# [What to produce]
Output the material below in full, exactly as it is.

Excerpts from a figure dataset
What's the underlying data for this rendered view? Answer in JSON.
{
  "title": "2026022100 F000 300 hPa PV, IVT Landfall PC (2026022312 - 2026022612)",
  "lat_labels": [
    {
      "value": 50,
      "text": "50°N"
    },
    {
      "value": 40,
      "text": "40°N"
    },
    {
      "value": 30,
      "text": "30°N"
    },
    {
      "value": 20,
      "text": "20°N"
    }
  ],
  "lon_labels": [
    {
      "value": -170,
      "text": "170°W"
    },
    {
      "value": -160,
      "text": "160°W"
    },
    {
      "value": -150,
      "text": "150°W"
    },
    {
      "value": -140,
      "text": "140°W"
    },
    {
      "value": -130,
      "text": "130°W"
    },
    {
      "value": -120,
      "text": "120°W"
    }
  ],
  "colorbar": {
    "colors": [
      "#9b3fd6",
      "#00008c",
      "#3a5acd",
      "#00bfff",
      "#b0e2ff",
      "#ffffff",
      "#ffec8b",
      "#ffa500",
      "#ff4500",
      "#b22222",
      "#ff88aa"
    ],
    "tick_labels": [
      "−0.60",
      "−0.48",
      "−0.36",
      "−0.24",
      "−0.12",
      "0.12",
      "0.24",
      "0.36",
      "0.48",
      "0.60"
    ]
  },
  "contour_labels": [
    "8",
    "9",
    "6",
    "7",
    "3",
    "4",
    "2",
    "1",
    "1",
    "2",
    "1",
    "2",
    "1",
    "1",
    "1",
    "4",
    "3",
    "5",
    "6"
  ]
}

# [Result of the task]
What's the underlying data for this rendered view? Answer in JSON.
{
  "title": "2026022100 F000 300 hPa PV, IVT Landfall PC (2026022312 - 2026022612)",
  "lat_labels": [
    {
      "value": 50,
      "text": "50°N"
    },
    {
      "value": 40,
      "text": "40°N"
    },
    {
      "value": 30,
      "text": "30°N"
    },
    {
      "value": 20,
      "text": "20°N"
    }
  ],
  "lon_labels": [
    {
      "value": -170,
      "text": "170°W"
    },
    {
      "value": -160,
      "text": "160°W"
    },
    {
      "value": -150,
      "text": "150°W"
    },
    {
      "value": -140,
      "text": "140°W"
    },
    {
      "value": -130,
      "text": "130°W"
    },
    {
      "value": -120,
      "text": "120°W"
    }
  ],
  "colorbar": {
    "colors": [
      "#9b3fd6",
      "#00008c",
      "#3a5acd",
      "#00bfff",
      "#b0e2ff",
      "#ffffff",
      "#ffec8b",
      "#ffa500",
      "#ff4500",
      "#b22222",
      "#ff88aa"
    ],
    "tick_labels": [
      "−0.60",
      "−0.48",
      "−0.36",
      "−0.24",
      "−0.12",
      "0.12",
      "0.24",
      "0.36",
      "0.48",
      "0.60"
    ]
  },
  "contour_labels": [
    "8",
    "9",
    "6",
    "7",
    "3",
    "4",
    "2",
    "1",
    "1",
    "2",
    "1",
    "2",
    "1",
    "1",
    "1",
    "4",
    "3",
    "5",
    "6"
  ]
}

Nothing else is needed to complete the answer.